§ TO BE DONE:
Go through the entries below and write each one out exactly.

Raw records:
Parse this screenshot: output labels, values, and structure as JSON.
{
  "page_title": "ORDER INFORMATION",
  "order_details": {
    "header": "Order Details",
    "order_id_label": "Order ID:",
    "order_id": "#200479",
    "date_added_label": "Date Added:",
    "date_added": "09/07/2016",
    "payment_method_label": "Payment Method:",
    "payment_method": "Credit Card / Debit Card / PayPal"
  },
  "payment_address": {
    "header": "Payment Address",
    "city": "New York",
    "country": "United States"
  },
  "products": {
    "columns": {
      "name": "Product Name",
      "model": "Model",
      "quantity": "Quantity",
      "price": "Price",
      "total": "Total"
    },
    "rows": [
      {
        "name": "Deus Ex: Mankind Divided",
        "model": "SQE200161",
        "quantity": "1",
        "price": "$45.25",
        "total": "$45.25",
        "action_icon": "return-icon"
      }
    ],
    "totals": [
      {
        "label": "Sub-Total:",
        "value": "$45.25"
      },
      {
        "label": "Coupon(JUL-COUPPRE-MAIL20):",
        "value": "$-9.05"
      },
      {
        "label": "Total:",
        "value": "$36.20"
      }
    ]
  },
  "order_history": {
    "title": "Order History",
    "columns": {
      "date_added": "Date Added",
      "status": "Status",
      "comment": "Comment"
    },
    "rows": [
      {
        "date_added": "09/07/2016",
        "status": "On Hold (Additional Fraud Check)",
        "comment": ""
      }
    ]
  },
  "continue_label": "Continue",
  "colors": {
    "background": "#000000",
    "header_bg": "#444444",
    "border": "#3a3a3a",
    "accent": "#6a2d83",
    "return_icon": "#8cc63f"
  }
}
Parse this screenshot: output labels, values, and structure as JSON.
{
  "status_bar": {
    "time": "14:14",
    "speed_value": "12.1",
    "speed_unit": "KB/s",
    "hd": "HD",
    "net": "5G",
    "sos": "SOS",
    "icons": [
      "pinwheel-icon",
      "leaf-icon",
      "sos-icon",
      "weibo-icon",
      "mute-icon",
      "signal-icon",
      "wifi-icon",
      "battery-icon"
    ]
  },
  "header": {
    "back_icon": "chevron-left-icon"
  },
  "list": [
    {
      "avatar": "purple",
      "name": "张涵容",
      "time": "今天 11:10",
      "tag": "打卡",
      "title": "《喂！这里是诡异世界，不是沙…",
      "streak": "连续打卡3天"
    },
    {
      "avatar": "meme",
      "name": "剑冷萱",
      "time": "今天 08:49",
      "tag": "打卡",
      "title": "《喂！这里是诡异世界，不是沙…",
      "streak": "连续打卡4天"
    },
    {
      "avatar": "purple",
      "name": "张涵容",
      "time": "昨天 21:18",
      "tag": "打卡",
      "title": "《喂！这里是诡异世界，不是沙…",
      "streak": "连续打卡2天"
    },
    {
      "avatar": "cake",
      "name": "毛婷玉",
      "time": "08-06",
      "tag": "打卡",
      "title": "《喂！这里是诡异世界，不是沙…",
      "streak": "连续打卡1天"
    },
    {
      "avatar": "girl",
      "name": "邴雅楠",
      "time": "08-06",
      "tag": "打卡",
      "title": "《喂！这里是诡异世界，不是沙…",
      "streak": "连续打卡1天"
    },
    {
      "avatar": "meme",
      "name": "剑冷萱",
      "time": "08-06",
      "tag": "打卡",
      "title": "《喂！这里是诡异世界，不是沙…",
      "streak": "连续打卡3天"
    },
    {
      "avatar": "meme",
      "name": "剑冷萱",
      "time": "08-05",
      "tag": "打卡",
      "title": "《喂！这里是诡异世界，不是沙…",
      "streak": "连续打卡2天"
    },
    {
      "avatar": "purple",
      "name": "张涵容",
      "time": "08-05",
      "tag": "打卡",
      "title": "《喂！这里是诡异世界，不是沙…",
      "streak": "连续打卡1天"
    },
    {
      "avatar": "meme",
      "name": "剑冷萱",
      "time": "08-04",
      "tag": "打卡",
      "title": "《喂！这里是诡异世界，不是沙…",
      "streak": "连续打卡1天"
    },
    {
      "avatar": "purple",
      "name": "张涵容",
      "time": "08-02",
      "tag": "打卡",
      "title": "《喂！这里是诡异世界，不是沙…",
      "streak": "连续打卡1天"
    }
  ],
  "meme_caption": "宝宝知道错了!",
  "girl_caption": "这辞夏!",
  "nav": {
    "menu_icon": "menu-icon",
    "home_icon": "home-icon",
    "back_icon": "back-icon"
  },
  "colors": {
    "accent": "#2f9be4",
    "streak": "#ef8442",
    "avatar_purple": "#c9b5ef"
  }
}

§ ANSWER TO THE TASK:
Parse this screenshot: output labels, values, and structure as JSON.
{
  "page_title": "ORDER INFORMATION",
  "order_details": {
    "header": "Order Details",
    "order_id_label": "Order ID:",
    "order_id": "#200479",
    "date_added_label": "Date Added:",
    "date_added": "09/07/2016",
    "payment_method_label": "Payment Method:",
    "payment_method": "Credit Card / Debit Card / PayPal"
  },
  "payment_address": {
    "header": "Payment Address",
    "city": "New York",
    "country": "United States"
  },
  "products": {
    "columns": {
      "name": "Product Name",
      "model": "Model",
      "quantity": "Quantity",
      "price": "Price",
      "total": "Total"
    },
    "rows": [
      {
        "name": "Deus Ex: Mankind Divided",
        "model": "SQE200161",
        "quantity": "1",
        "price": "$45.25",
        "total": "$45.25",
        "action_icon": "return-icon"
      }
    ],
    "totals": [
      {
        "label": "Sub-Total:",
        "value": "$45.25"
      },
      {
        "label": "Coupon(JUL-COUPPRE-MAIL20):",
        "value": "$-9.05"
      },
      {
        "label": "Total:",
        "value": "$36.20"
      }
    ]
  },
  "order_history": {
    "title": "Order History",
    "columns": {
      "date_added": "Date Added",
      "status": "Status",
      "comment": "Comment"
    },
    "rows": [
      {
        "date_added": "09/07/2016",
        "status": "On Hold (Additional Fraud Check)",
        "comment": ""
      }
    ]
  },
  "continue_label": "Continue",
  "colors": {
    "background": "#000000",
    "header_bg": "#444444",
    "border": "#3a3a3a",
    "accent": "#6a2d83",
    "return_icon": "#8cc63f"
  }
}
Parse this screenshot: output labels, values, and structure as JSON.
{
  "status_bar": {
    "time": "14:14",
    "speed_value": "12.1",
    "speed_unit": "KB/s",
    "hd": "HD",
    "net": "5G",
    "sos": "SOS",
    "icons": [
      "pinwheel-icon",
      "leaf-icon",
      "sos-icon",
      "weibo-icon",
      "mute-icon",
      "signal-icon",
      "wifi-icon",
      "battery-icon"
    ]
  },
  "header": {
    "back_icon": "chevron-left-icon"
  },
  "list": [
    {
      "avatar": "purple",
      "name": "张涵容",
      "time": "今天 11:10",
      "tag": "打卡",
      "title": "《喂！这里是诡异世界，不是沙…",
      "streak": "连续打卡3天"
    },
    {
      "avatar": "meme",
      "name": "剑冷萱",
      "time": "今天 08:49",
      "tag": "打卡",
      "title": "《喂！这里是诡异世界，不是沙…",
      "streak": "连续打卡4天"
    },
    {
      "avatar": "purple",
      "name": "张涵容",
      "time": "昨天 21:18",
      "tag": "打卡",
      "title": "《喂！这里是诡异世界，不是沙…",
      "streak": "连续打卡2天"
    },
    {
      "avatar": "cake",
      "name": "毛婷玉",
      "time": "08-06",
      "tag": "打卡",
      "title": "《喂！这里是诡异世界，不是沙…",
      "streak": "连续打卡1天"
    },
    {
      "avatar": "girl",
      "name": "邴雅楠",
      "time": "08-06",
      "tag": "打卡",
      "title": "《喂！这里是诡异世界，不是沙…",
      "streak": "连续打卡1天"
    },
    {
      "avatar": "meme",
      "name": "剑冷萱",
      "time": "08-06",
      "tag": "打卡",
      "title": "《喂！这里是诡异世界，不是沙…",
      "streak": "连续打卡3天"
    },
    {
      "avatar": "meme",
      "name": "剑冷萱",
      "time": "08-05",
      "tag": "打卡",
      "title": "《喂！这里是诡异世界，不是沙…",
      "streak": "连续打卡2天"
    },
    {
      "avatar": "purple",
      "name": "张涵容",
      "time": "08-05",
      "tag": "打卡",
      "title": "《喂！这里是诡异世界，不是沙…",
      "streak": "连续打卡1天"
    },
    {
      "avatar": "meme",
      "name": "剑冷萱",
      "time": "08-04",
      "tag": "打卡",
      "title": "《喂！这里是诡异世界，不是沙…",
      "streak": "连续打卡1天"
    },
    {
      "avatar": "purple",
      "name": "张涵容",
      "time": "08-02",
      "tag": "打卡",
      "title": "《喂！这里是诡异世界，不是沙…",
      "streak": "连续打卡1天"
    }
  ],
  "meme_caption": "宝宝知道错了!",
  "girl_caption": "这辞夏!",
  "nav": {
    "menu_icon": "menu-icon",
    "home_icon": "home-icon",
    "back_icon": "back-icon"
  },
  "colors": {
    "accent": "#2f9be4",
    "streak": "#ef8442",
    "avatar_purple": "#c9b5ef"
  }
}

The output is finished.